**Short exercise**
Below is a block of records; reproduce all of them exactly and leave out any pictures.

**Given information**
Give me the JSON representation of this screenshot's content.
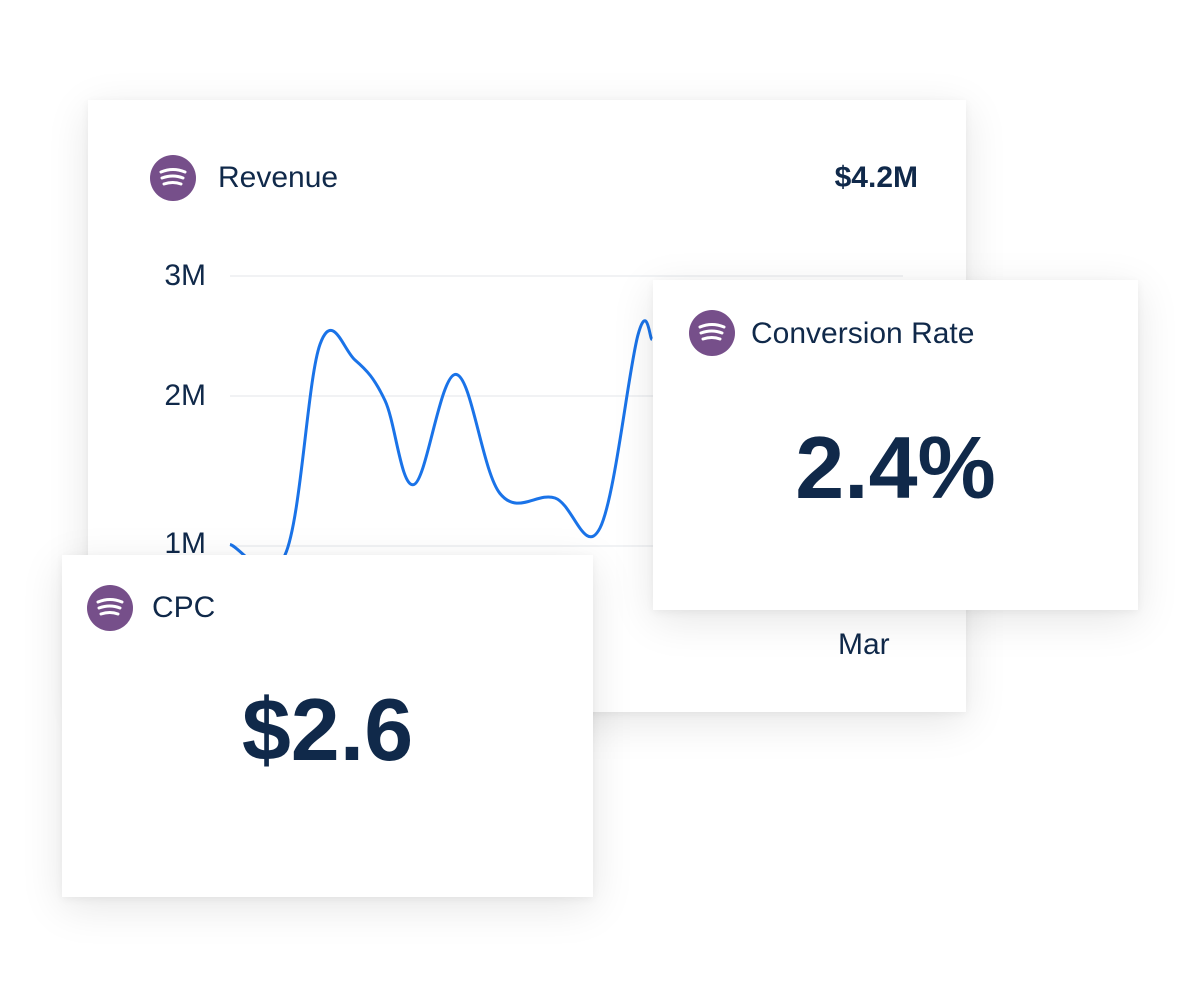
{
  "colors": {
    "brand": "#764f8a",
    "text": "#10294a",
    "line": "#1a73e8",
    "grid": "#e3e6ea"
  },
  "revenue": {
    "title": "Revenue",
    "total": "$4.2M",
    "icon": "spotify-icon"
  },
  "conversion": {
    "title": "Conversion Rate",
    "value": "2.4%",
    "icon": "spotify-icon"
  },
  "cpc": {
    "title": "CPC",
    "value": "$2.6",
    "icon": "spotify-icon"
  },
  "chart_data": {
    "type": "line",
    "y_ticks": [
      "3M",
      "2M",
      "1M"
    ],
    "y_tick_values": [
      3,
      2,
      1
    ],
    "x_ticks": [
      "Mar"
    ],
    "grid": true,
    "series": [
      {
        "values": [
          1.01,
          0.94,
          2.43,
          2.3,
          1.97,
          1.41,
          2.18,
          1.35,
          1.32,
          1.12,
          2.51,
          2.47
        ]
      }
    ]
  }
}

**Result**
Give me the JSON representation of this screenshot's content.
{
  "colors": {
    "brand": "#764f8a",
    "text": "#10294a",
    "line": "#1a73e8",
    "grid": "#e3e6ea"
  },
  "revenue": {
    "title": "Revenue",
    "total": "$4.2M",
    "icon": "spotify-icon"
  },
  "conversion": {
    "title": "Conversion Rate",
    "value": "2.4%",
    "icon": "spotify-icon"
  },
  "cpc": {
    "title": "CPC",
    "value": "$2.6",
    "icon": "spotify-icon"
  },
  "chart_data": {
    "type": "line",
    "y_ticks": [
      "3M",
      "2M",
      "1M"
    ],
    "y_tick_values": [
      3,
      2,
      1
    ],
    "x_ticks": [
      "Mar"
    ],
    "grid": true,
    "series": [
      {
        "values": [
          1.01,
          0.94,
          2.43,
          2.3,
          1.97,
          1.41,
          2.18,
          1.35,
          1.32,
          1.12,
          2.51,
          2.47
        ]
      }
    ]
  }
}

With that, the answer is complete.